What you need to do - Give the data below again exactly as written, without its pictures.

The records -

--- --- ---

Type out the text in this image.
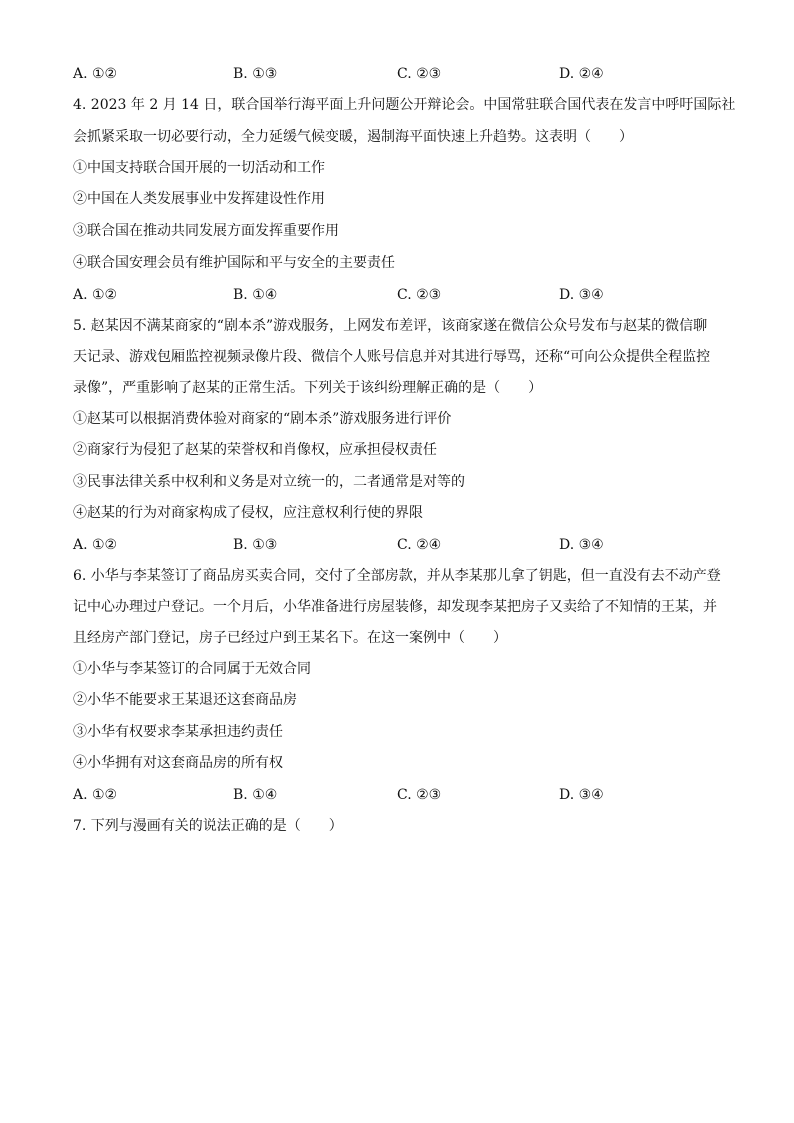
A. ①②	B. ①③	C. ②③	D. ②④
4. 2023 年 2 月 14 日，联合国举行海平面上升问题公开辩论会。中国常驻联合国代表在发言中呼吁国际社
会抓紧采取一切必要行动，全力延缓气候变暖，遏制海平面快速上升趋势。这表明（　　）
①中国支持联合国开展的一切活动和工作
②中国在人类发展事业中发挥建设性作用
③联合国在推动共同发展方面发挥重要作用
④联合国安理会员有维护国际和平与安全的主要责任
A. ①②	B. ①④	C. ②③	D. ③④
5. 赵某因不满某商家的“剧本杀”游戏服务，上网发布差评，该商家遂在微信公众号发布与赵某的微信聊
天记录、游戏包厢监控视频录像片段、微信个人账号信息并对其进行辱骂，还称“可向公众提供全程监控
录像”，严重影响了赵某的正常生活。下列关于该纠纷理解正确的是（　　）
①赵某可以根据消费体验对商家的“剧本杀”游戏服务进行评价
②商家行为侵犯了赵某的荣誉权和肖像权，应承担侵权责任
③民事法律关系中权利和义务是对立统一的，二者通常是对等的
④赵某的行为对商家构成了侵权，应注意权利行使的界限
A. ①②	B. ①③	C. ②④	D. ③④
6. 小华与李某签订了商品房买卖合同，交付了全部房款，并从李某那儿拿了钥匙，但一直没有去不动产登
记中心办理过户登记。一个月后，小华准备进行房屋装修，却发现李某把房子又卖给了不知情的王某，并
且经房产部门登记，房子已经过户到王某名下。在这一案例中（　　）
①小华与李某签订的合同属于无效合同
②小华不能要求王某退还这套商品房
③小华有权要求李某承担违约责任
④小华拥有对这套商品房的所有权
A. ①②	B. ①④	C. ②③	D. ③④
7. 下列与漫画有关的说法正确的是（　　）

--- --- ---

Answer to the problem -
Type out the text in this image.
A. ①②	B. ①③	C. ②③	D. ②④
4. 2023 年 2 月 14 日，联合国举行海平面上升问题公开辩论会。中国常驻联合国代表在发言中呼吁国际社
会抓紧采取一切必要行动，全力延缓气候变暖，遏制海平面快速上升趋势。这表明（　　）
①中国支持联合国开展的一切活动和工作
②中国在人类发展事业中发挥建设性作用
③联合国在推动共同发展方面发挥重要作用
④联合国安理会员有维护国际和平与安全的主要责任
A. ①②	B. ①④	C. ②③	D. ③④
5. 赵某因不满某商家的“剧本杀”游戏服务，上网发布差评，该商家遂在微信公众号发布与赵某的微信聊
天记录、游戏包厢监控视频录像片段、微信个人账号信息并对其进行辱骂，还称“可向公众提供全程监控
录像”，严重影响了赵某的正常生活。下列关于该纠纷理解正确的是（　　）
①赵某可以根据消费体验对商家的“剧本杀”游戏服务进行评价
②商家行为侵犯了赵某的荣誉权和肖像权，应承担侵权责任
③民事法律关系中权利和义务是对立统一的，二者通常是对等的
④赵某的行为对商家构成了侵权，应注意权利行使的界限
A. ①②	B. ①③	C. ②④	D. ③④
6. 小华与李某签订了商品房买卖合同，交付了全部房款，并从李某那儿拿了钥匙，但一直没有去不动产登
记中心办理过户登记。一个月后，小华准备进行房屋装修，却发现李某把房子又卖给了不知情的王某，并
且经房产部门登记，房子已经过户到王某名下。在这一案例中（　　）
①小华与李某签订的合同属于无效合同
②小华不能要求王某退还这套商品房
③小华有权要求李某承担违约责任
④小华拥有对这套商品房的所有权
A. ①②	B. ①④	C. ②③	D. ③④
7. 下列与漫画有关的说法正确的是（　　）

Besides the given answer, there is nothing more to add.